> [SELECTED TEXT]:
══════════════════════════════
Chunk 2: [b₁ b₂ b₃ | b₄ b₅ b₆ ... b₁₆]
          ─────────   ───────────────────
            skip 3     execute from here

The robot never receives stale commands. No jerk.

2. Blend the Overlap

When the new chunk arrives, leftover actions from the old chunk are still valid predictions for the near future. Instead of throwing them away, blend old and new with decaying weights:

Old leftover:  [a₆  a₇  a₈  a₉  a₁₀  a₁₁  ...  ]
New chunk:     [b₄  b₅  b₆  b₇  b₈   b₉   ...  b₁₆]
Weights:       [0.9 0.7 0.5 0.3 0.1  0.0   ...  0.0 ]
                ─── high trust ───  ── transition ──  ── new only ──

Near the overlap start: trust the old prediction (the robot committed to it). Further out: trust the new prediction (it has fresher observations).
══════════════════════════════
> [SOURCE MATERIAL]:

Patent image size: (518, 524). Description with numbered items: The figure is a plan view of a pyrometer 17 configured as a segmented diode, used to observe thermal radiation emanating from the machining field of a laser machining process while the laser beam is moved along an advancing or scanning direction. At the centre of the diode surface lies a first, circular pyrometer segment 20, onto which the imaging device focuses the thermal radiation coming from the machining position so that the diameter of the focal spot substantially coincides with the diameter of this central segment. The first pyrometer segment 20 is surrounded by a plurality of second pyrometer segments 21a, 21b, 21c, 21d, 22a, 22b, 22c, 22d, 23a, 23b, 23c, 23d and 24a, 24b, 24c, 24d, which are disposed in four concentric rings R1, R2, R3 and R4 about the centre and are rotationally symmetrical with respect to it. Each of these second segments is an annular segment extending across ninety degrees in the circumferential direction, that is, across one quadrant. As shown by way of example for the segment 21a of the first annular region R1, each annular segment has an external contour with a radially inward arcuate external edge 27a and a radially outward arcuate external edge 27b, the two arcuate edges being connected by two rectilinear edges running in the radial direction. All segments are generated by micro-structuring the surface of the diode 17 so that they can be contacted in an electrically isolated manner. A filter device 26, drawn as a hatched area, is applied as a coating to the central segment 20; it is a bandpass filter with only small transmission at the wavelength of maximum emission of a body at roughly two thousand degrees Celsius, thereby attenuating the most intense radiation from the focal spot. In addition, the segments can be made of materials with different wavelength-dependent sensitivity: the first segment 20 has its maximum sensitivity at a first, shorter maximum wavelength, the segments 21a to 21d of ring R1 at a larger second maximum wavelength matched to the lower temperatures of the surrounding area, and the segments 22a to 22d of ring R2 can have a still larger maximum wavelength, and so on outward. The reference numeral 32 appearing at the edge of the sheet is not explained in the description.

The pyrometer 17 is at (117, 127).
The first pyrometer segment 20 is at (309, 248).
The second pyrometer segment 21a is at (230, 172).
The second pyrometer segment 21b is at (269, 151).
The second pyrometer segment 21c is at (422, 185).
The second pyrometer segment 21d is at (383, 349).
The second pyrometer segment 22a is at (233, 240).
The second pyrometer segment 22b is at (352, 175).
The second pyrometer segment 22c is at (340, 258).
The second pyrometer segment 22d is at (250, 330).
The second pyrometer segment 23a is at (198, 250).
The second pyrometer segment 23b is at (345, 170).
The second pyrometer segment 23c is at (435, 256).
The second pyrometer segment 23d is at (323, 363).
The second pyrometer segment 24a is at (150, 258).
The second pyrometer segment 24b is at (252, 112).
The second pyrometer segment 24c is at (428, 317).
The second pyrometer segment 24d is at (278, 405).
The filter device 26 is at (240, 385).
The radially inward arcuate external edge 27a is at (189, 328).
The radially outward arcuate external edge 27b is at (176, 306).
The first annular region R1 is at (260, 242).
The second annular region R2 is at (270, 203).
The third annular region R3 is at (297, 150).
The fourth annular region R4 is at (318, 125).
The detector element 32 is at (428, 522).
══════════════════════════════
> [EXERCISE GOAL]:
Could you pick up the passage on blending robot action chunks right after its last sentence and keep it going?

> [ANSWER SECTION]:
Blend Schedules

Neon supports four blending strategies:

Weights decay linearly from 1 → 0 across the overlap region. Good default for most tasks.

w(t) = 1 - t/horizon

Faster initial decay, holds longer at the boundary. Smoother for fine manipulation.

w(t) = linear(t) × expm1(linear(t)) / (e - 1)

Uniform weight across all overlapping steps. This is what Neon v1 did — a flat α/β split.

w = 0.3 everywhere in overlap

No blending. Always use the newest prediction. Most responsive, but potential discontinuities.

w = 0 everywhere

Visual Comparison

      OLD chunk          NEW chunk
      ──────────         ──────────

EMA:  ░░░░░░░░░░  →  ████████████
      uniform 30%       uniform 70%

Linear: █▓▓▒▒░░░  →  ░░▒▒▓▓██████
        1.0 → 0.0       0.0 → 1.0

Latest: ░░░░░░░░░░  →  ████████████
        ignore old       100% new

Usage

Default (RTC enabled)

from neon.inference.server import NeonInferenceServer

server = NeonInferenceServer(
    model_path="cagataydev/neon-g1-v1",
    blend_schedule="linear",    # "linear" | "exp" | "ema" | "latest"
    execution_horizon=10,       # blend across 10 steps
    control_freq=50.0,          # robot control rate
)

# Control loop
while running:
    action = server.get_action()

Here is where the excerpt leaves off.